The records that follow need to be output exactly as they are.

(GIVEN ENTRIES)
--- begin ---

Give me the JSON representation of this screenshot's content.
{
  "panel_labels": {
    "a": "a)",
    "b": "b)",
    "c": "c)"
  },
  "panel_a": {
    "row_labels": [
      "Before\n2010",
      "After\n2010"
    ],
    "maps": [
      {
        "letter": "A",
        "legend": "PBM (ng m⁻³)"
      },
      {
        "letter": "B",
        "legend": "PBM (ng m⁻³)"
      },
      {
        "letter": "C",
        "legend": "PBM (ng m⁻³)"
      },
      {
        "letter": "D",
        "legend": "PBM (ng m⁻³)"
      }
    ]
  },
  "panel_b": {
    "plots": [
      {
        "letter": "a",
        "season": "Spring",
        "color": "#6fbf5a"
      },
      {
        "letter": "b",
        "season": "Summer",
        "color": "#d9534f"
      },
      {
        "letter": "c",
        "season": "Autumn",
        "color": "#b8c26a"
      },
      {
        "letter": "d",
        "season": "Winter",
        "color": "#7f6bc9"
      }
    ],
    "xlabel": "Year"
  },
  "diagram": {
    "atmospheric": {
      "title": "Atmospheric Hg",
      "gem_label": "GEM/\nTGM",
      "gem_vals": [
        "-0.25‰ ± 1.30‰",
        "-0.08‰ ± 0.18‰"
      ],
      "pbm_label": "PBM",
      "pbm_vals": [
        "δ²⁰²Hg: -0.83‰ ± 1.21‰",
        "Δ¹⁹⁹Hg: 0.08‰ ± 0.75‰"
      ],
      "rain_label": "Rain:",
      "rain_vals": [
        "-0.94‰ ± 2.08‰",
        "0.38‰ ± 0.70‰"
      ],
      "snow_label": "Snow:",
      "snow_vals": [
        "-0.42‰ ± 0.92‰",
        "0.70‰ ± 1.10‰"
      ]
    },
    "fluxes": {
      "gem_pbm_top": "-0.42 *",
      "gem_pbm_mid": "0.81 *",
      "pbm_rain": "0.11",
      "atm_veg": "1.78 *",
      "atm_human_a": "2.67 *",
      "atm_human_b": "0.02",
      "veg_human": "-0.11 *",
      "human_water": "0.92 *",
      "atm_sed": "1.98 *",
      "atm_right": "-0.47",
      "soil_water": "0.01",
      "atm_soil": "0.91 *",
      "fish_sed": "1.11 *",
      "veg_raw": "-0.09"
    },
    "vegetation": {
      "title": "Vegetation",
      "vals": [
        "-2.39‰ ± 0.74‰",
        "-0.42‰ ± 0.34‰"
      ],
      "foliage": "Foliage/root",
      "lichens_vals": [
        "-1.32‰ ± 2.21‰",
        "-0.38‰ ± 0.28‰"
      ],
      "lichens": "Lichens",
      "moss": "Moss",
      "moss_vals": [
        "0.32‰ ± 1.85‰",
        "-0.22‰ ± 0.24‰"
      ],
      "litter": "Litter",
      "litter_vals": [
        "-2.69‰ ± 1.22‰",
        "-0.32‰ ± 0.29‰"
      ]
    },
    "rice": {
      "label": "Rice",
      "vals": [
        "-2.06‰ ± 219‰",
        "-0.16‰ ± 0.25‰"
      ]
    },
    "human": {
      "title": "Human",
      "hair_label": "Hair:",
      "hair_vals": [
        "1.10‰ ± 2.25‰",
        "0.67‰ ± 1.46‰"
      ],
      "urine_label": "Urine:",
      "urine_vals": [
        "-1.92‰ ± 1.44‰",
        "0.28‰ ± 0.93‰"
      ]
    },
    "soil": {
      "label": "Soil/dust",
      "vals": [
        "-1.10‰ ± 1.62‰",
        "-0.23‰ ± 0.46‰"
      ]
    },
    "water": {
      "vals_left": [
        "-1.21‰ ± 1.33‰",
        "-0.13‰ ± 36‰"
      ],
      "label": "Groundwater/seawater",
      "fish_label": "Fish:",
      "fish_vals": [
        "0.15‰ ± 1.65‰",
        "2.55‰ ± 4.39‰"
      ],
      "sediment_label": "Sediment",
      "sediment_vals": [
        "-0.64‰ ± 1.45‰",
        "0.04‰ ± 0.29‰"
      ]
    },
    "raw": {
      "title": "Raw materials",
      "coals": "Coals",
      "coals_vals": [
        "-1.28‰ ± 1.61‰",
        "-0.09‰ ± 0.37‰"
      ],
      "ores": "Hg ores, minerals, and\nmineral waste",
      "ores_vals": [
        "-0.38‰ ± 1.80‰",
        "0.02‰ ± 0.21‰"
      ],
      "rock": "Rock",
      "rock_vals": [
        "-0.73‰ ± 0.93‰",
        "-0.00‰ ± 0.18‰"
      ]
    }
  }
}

--- end ---

(ANSWER TO THE EXERCISE)
Give me the JSON representation of this screenshot's content.
{
  "panel_labels": {
    "a": "a)",
    "b": "b)",
    "c": "c)"
  },
  "panel_a": {
    "row_labels": [
      "Before\n2010",
      "After\n2010"
    ],
    "maps": [
      {
        "letter": "A",
        "legend": "PBM (ng m⁻³)"
      },
      {
        "letter": "B",
        "legend": "PBM (ng m⁻³)"
      },
      {
        "letter": "C",
        "legend": "PBM (ng m⁻³)"
      },
      {
        "letter": "D",
        "legend": "PBM (ng m⁻³)"
      }
    ]
  },
  "panel_b": {
    "plots": [
      {
        "letter": "a",
        "season": "Spring",
        "color": "#6fbf5a"
      },
      {
        "letter": "b",
        "season": "Summer",
        "color": "#d9534f"
      },
      {
        "letter": "c",
        "season": "Autumn",
        "color": "#b8c26a"
      },
      {
        "letter": "d",
        "season": "Winter",
        "color": "#7f6bc9"
      }
    ],
    "xlabel": "Year"
  },
  "diagram": {
    "atmospheric": {
      "title": "Atmospheric Hg",
      "gem_label": "GEM/\nTGM",
      "gem_vals": [
        "-0.25‰ ± 1.30‰",
        "-0.08‰ ± 0.18‰"
      ],
      "pbm_label": "PBM",
      "pbm_vals": [
        "δ²⁰²Hg: -0.83‰ ± 1.21‰",
        "Δ¹⁹⁹Hg: 0.08‰ ± 0.75‰"
      ],
      "rain_label": "Rain:",
      "rain_vals": [
        "-0.94‰ ± 2.08‰",
        "0.38‰ ± 0.70‰"
      ],
      "snow_label": "Snow:",
      "snow_vals": [
        "-0.42‰ ± 0.92‰",
        "0.70‰ ± 1.10‰"
      ]
    },
    "fluxes": {
      "gem_pbm_top": "-0.42 *",
      "gem_pbm_mid": "0.81 *",
      "pbm_rain": "0.11",
      "atm_veg": "1.78 *",
      "atm_human_a": "2.67 *",
      "atm_human_b": "0.02",
      "veg_human": "-0.11 *",
      "human_water": "0.92 *",
      "atm_sed": "1.98 *",
      "atm_right": "-0.47",
      "soil_water": "0.01",
      "atm_soil": "0.91 *",
      "fish_sed": "1.11 *",
      "veg_raw": "-0.09"
    },
    "vegetation": {
      "title": "Vegetation",
      "vals": [
        "-2.39‰ ± 0.74‰",
        "-0.42‰ ± 0.34‰"
      ],
      "foliage": "Foliage/root",
      "lichens_vals": [
        "-1.32‰ ± 2.21‰",
        "-0.38‰ ± 0.28‰"
      ],
      "lichens": "Lichens",
      "moss": "Moss",
      "moss_vals": [
        "0.32‰ ± 1.85‰",
        "-0.22‰ ± 0.24‰"
      ],
      "litter": "Litter",
      "litter_vals": [
        "-2.69‰ ± 1.22‰",
        "-0.32‰ ± 0.29‰"
      ]
    },
    "rice": {
      "label": "Rice",
      "vals": [
        "-2.06‰ ± 219‰",
        "-0.16‰ ± 0.25‰"
      ]
    },
    "human": {
      "title": "Human",
      "hair_label": "Hair:",
      "hair_vals": [
        "1.10‰ ± 2.25‰",
        "0.67‰ ± 1.46‰"
      ],
      "urine_label": "Urine:",
      "urine_vals": [
        "-1.92‰ ± 1.44‰",
        "0.28‰ ± 0.93‰"
      ]
    },
    "soil": {
      "label": "Soil/dust",
      "vals": [
        "-1.10‰ ± 1.62‰",
        "-0.23‰ ± 0.46‰"
      ]
    },
    "water": {
      "vals_left": [
        "-1.21‰ ± 1.33‰",
        "-0.13‰ ± 36‰"
      ],
      "label": "Groundwater/seawater",
      "fish_label": "Fish:",
      "fish_vals": [
        "0.15‰ ± 1.65‰",
        "2.55‰ ± 4.39‰"
      ],
      "sediment_label": "Sediment",
      "sediment_vals": [
        "-0.64‰ ± 1.45‰",
        "0.04‰ ± 0.29‰"
      ]
    },
    "raw": {
      "title": "Raw materials",
      "coals": "Coals",
      "coals_vals": [
        "-1.28‰ ± 1.61‰",
        "-0.09‰ ± 0.37‰"
      ],
      "ores": "Hg ores, minerals, and\nmineral waste",
      "ores_vals": [
        "-0.38‰ ± 1.80‰",
        "0.02‰ ± 0.21‰"
      ],
      "rock": "Rock",
      "rock_vals": [
        "-0.73‰ ± 0.93‰",
        "-0.00‰ ± 0.18‰"
      ]
    }
  }
}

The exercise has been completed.